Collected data

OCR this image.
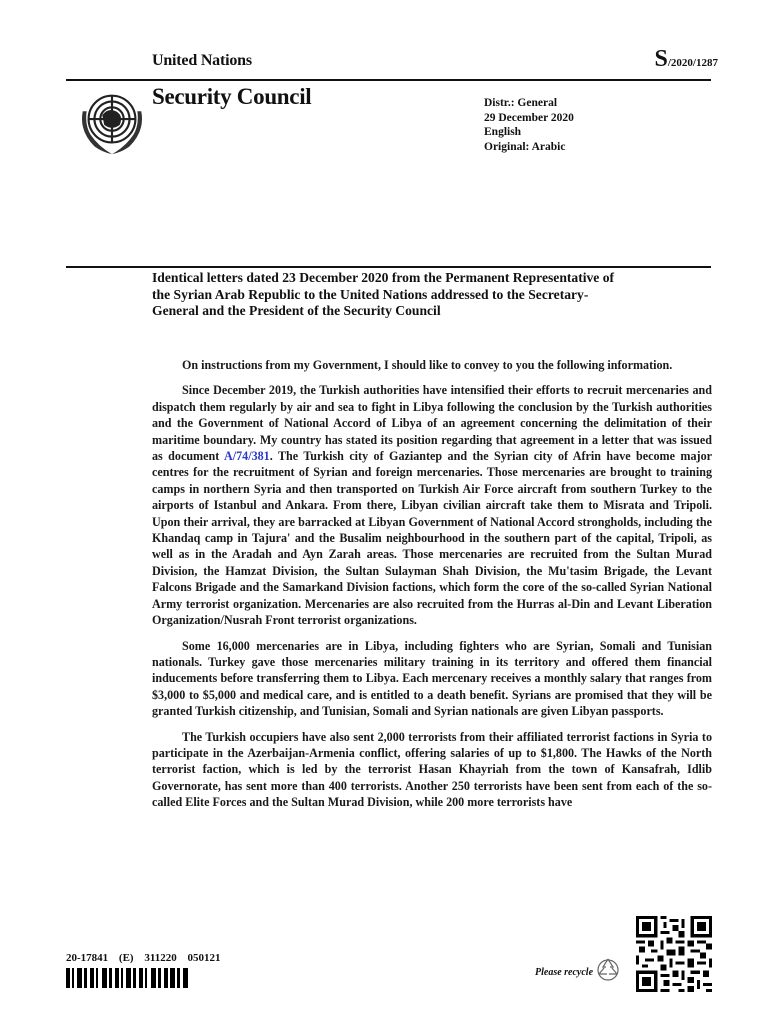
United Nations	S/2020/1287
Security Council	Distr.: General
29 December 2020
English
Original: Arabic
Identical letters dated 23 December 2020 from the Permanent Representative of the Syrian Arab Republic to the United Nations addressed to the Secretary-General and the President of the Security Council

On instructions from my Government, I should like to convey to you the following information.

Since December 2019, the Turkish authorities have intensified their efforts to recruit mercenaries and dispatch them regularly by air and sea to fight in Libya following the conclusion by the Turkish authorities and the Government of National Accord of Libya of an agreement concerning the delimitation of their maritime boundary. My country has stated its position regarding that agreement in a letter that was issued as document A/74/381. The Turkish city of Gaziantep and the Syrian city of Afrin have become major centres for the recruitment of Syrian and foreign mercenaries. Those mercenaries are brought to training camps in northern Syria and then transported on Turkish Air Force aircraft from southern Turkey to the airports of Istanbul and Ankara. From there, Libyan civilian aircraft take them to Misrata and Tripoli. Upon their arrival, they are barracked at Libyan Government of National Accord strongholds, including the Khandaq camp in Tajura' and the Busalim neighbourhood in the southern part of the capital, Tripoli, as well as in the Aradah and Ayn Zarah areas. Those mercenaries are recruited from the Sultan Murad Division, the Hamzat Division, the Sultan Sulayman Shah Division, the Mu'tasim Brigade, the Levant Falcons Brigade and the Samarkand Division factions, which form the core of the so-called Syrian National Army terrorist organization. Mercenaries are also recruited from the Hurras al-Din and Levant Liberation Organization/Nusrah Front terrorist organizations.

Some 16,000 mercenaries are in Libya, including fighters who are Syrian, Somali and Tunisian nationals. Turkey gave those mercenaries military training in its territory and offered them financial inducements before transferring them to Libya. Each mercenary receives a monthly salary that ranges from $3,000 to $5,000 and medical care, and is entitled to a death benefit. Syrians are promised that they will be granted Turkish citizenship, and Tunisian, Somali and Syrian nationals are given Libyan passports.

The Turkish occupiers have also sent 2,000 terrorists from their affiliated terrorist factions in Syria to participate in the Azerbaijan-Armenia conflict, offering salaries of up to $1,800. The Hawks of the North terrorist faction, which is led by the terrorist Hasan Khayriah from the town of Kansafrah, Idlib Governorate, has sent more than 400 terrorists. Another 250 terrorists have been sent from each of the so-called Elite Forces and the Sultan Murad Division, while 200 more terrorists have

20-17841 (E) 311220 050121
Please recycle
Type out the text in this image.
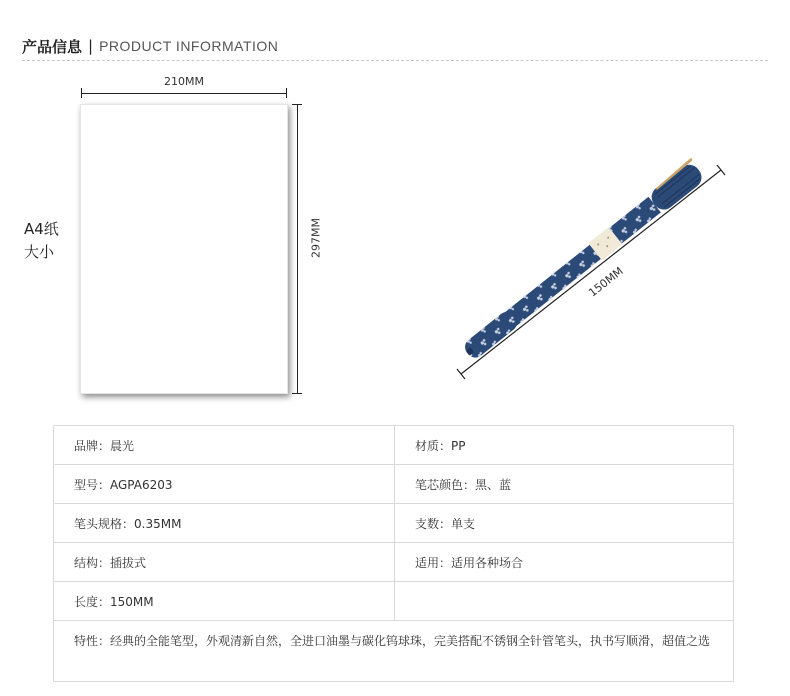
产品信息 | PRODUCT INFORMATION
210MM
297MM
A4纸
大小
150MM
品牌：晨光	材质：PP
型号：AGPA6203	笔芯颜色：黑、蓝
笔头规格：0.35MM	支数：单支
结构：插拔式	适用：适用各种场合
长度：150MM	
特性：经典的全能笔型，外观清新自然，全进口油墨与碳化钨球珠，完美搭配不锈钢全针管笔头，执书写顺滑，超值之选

## Exercise task
Copy out all lines where the word "Council" appears.

## Result for this exercise
Security Council	Distr.: General
Identical letters dated 23 December 2020 from the Permanent Representative of the Syrian Arab Republic to the United Nations addressed to the Secretary-General and the President of the Security Council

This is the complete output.